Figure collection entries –
"""
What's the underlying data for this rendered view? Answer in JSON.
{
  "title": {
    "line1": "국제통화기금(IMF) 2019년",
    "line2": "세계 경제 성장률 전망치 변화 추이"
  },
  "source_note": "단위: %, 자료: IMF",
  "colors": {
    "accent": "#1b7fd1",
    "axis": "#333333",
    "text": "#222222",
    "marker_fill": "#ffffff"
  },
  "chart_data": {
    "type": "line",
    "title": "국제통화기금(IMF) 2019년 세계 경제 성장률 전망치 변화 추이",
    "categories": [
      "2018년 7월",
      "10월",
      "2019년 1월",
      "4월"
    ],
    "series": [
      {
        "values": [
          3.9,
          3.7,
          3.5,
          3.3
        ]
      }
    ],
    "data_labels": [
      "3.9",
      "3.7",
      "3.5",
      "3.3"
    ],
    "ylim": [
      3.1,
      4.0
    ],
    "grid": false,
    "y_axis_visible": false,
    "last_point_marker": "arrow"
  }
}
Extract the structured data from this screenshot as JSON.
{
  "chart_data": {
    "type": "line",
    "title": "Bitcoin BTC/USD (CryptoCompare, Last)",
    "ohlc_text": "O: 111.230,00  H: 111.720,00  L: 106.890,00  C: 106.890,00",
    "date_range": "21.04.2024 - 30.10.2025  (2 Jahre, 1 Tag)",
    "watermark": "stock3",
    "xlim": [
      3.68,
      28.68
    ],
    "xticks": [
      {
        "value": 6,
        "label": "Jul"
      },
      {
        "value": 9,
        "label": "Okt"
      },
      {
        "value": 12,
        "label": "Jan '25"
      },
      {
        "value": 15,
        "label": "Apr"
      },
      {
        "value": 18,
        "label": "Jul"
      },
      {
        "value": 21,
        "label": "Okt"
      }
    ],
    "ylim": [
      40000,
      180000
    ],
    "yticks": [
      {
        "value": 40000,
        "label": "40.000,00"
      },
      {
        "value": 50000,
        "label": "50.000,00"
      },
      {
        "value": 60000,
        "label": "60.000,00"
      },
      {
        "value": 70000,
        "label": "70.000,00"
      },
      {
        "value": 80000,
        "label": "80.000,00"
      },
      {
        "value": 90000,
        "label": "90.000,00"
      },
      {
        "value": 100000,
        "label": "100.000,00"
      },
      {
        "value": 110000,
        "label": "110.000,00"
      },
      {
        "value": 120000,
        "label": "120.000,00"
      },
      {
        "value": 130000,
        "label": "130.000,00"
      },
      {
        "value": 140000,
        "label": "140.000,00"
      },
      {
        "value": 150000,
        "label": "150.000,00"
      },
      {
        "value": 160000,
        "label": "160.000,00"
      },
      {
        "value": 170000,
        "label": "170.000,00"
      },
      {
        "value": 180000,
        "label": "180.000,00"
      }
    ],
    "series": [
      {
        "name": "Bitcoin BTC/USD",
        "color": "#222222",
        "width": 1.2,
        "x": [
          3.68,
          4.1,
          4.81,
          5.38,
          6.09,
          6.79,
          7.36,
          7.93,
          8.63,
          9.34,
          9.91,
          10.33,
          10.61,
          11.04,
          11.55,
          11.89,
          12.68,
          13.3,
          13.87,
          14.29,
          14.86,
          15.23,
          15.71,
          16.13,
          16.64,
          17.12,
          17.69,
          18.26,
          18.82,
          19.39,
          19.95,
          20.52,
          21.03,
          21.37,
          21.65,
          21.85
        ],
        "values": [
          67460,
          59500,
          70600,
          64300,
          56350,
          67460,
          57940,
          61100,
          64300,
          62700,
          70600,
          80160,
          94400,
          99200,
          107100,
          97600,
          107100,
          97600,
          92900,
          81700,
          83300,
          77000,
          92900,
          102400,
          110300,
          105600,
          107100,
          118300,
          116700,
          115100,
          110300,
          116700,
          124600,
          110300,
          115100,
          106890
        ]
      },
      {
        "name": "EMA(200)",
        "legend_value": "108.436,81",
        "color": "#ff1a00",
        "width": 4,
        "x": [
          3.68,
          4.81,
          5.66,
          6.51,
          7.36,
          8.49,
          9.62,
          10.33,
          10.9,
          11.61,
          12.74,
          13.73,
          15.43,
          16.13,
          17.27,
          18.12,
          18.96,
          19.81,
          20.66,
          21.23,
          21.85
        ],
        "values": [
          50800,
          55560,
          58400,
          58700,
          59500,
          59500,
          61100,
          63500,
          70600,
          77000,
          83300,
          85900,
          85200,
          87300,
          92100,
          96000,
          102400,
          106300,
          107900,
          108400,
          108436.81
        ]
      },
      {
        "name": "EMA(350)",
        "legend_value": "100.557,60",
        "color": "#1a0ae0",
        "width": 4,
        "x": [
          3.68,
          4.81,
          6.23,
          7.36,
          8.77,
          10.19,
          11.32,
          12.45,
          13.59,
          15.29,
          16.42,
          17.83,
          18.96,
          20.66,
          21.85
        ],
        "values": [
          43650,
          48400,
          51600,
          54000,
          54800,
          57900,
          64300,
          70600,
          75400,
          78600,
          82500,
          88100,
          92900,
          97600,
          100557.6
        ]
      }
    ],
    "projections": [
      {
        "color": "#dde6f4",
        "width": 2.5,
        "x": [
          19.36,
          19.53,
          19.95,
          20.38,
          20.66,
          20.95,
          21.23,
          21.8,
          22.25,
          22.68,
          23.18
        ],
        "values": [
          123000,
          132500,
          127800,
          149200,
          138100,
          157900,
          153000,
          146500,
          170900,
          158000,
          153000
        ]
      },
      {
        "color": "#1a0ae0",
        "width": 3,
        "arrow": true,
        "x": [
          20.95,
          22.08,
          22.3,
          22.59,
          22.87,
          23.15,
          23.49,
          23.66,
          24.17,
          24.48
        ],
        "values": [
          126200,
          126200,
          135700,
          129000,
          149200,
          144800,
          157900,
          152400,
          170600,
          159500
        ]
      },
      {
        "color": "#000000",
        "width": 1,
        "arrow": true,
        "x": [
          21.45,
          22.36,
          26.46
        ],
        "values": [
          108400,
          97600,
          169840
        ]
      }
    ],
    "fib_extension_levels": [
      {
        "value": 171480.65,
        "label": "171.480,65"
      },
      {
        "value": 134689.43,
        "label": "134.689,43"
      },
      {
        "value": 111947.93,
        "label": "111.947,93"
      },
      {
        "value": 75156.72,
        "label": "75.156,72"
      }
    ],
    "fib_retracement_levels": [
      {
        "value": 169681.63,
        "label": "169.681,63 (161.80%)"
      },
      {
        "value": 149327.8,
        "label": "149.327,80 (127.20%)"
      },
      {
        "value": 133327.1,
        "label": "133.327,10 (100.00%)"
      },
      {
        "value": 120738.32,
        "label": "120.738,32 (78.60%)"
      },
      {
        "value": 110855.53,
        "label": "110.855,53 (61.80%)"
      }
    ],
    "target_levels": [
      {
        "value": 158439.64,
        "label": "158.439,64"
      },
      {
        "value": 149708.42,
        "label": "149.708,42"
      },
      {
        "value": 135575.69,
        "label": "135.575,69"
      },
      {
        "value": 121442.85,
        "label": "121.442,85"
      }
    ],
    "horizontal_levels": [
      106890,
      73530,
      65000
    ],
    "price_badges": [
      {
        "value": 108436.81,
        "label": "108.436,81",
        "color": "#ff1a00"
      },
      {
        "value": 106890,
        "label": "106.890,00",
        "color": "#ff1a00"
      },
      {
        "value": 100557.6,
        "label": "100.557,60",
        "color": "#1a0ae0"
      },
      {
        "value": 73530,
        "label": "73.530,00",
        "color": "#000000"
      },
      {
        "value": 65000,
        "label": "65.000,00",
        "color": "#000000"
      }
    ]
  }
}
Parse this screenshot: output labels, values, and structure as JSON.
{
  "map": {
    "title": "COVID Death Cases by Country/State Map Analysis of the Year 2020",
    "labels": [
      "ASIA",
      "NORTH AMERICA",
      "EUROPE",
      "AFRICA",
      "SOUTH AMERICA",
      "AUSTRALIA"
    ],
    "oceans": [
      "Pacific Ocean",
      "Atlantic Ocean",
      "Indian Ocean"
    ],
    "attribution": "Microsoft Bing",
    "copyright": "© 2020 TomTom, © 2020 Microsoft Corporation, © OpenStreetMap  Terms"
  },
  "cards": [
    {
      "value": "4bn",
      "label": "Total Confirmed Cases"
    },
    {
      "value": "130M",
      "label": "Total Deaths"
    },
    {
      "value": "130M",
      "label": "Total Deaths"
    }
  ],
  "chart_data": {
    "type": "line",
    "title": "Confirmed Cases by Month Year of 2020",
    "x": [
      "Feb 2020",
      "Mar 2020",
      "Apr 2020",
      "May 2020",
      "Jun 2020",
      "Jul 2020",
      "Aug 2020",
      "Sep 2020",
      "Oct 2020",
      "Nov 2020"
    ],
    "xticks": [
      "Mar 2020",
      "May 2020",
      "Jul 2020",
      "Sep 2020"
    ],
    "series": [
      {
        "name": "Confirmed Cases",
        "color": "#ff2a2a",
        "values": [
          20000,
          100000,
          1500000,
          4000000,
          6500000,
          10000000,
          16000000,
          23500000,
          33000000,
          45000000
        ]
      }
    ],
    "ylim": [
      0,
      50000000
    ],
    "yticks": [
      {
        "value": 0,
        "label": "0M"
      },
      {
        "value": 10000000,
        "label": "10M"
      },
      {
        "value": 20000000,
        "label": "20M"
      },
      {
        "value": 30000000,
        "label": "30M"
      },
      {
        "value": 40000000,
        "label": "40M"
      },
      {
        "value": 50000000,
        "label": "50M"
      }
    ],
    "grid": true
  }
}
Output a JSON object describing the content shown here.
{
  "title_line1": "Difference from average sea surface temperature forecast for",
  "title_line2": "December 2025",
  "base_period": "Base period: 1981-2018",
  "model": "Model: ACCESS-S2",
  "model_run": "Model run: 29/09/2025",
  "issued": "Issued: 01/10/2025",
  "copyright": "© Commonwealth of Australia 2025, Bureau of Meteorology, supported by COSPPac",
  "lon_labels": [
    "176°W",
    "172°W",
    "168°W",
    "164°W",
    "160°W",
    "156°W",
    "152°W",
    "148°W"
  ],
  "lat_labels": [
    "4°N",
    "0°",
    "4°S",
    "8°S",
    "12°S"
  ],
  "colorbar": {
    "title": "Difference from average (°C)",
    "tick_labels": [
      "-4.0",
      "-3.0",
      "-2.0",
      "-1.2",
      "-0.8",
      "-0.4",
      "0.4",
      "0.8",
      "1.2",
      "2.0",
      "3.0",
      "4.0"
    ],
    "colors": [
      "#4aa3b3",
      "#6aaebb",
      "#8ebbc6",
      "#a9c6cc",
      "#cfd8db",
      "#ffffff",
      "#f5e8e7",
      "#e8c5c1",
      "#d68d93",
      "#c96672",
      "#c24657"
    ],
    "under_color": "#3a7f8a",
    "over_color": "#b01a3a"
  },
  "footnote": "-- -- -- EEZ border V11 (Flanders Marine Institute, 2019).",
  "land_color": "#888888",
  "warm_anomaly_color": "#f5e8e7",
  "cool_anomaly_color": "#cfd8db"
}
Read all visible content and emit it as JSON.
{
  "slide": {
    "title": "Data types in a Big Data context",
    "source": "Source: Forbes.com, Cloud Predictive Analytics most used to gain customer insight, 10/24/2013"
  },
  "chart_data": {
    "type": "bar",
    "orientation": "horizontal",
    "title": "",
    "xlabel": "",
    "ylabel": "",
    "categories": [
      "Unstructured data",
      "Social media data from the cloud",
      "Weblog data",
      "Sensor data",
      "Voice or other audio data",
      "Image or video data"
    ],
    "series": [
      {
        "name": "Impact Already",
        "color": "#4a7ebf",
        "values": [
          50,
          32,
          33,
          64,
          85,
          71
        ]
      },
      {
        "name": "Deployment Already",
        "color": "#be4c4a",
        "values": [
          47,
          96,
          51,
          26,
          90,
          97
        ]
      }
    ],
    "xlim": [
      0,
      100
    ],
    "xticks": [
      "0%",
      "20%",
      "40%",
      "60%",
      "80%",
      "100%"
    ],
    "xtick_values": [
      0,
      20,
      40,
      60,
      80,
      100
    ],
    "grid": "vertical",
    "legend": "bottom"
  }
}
"""
GOAL –
Look through the entries above and report each line where the string "Microsoft" occurs.

SOLUTION FOR THIS EXERCISE –
    "attribution": "Microsoft Bing",
    "copyright": "© 2020 TomTom, © 2020 Microsoft Corporation, © OpenStreetMap  Terms"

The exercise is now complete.